▶ _Exercise objective_: Check each line for the word "godinu" and report how many have it. Give nothing else.

▶ _Supplied records_:
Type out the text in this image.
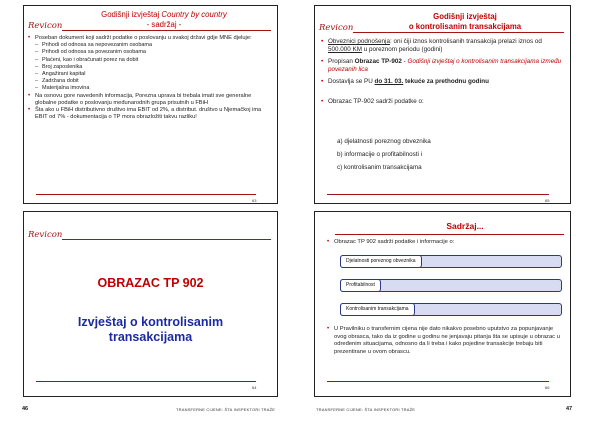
Godišnji izvještaj Country by country
- sadržaj -
Revicon
• Poseban dokument koji sadrži podatke o poslovanju u svakoj državi gdje MNE djeluje:
– Prihodi od odnosa sa nepovezanim osobama
– Prihodi od odnosa sa povezanim osobama
– Plaćeni, kao i obračunati porez na dobit
– Broj zaposlenika
– Angažirani kapital
– Zadržana dobit
– Materijalna imovina
• Na osnovu gore navedenih informacija, Porezna uprava bi trebala imati sve generalne globalne podatke o poslovanju međunarodnih grupa prisutnih u FBiH
• Šta ako u FBiH distributivno društvo ima EBIT od 2%, a distribut. društvo u Njemačkoj ima EBIT od 7% - dokumentacija o TP mora obrazložiti takvu razliku!
63
Godišnji izvještaj
o kontrolisanim transakcijama
Revicon
• Obveznici podnošenja: oni čiji iznos kontrolisanih transakcija prelazi iznos od 500.000 KM u poreznom periodu (godini)
• Propisan Obrazac TP-902 - Godišnji izvještaj o kontrolisanim transakcijama između povezanih lica
• Dostavlja se PU do 31. 03. tekuće za prethodnu godinu
• Obrazac TP-902 sadrži podatke o:
a) djelatnosti poreznog obveznika
b) informacije o profitabilnosti i
c) kontrolisanim transakcijama
65
Revicon
OBRAZAC TP 902
Izvještaj o kontrolisanim
transakcijama
64
Sadržaj...
• Obrazac TP 902 sadrži podatke i informacije o:
Djelatnosti poreznog obveznika
Profitabilnost
Kontrolisanim transakcijama
• U Pravilniku o transfernim cijena nije dato nikakvo posebno uputstvo za popunjavanje ovog obrasca, tako da iz godine u godinu ne jenjavaju pitanja šta se upisuje u obrazac u određenim situacijama, odnosno da li treba i kako pojedine transakcije trebaju biti prezentirane u ovom obrascu.
66
46	TRANSFERNE CIJENE: ŠTA INSPEKTORI TRAŽE	TRANSFERNE CIJENE: ŠTA INSPEKTORI TRAŽE	47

▶ _Solution to the exercise_: 2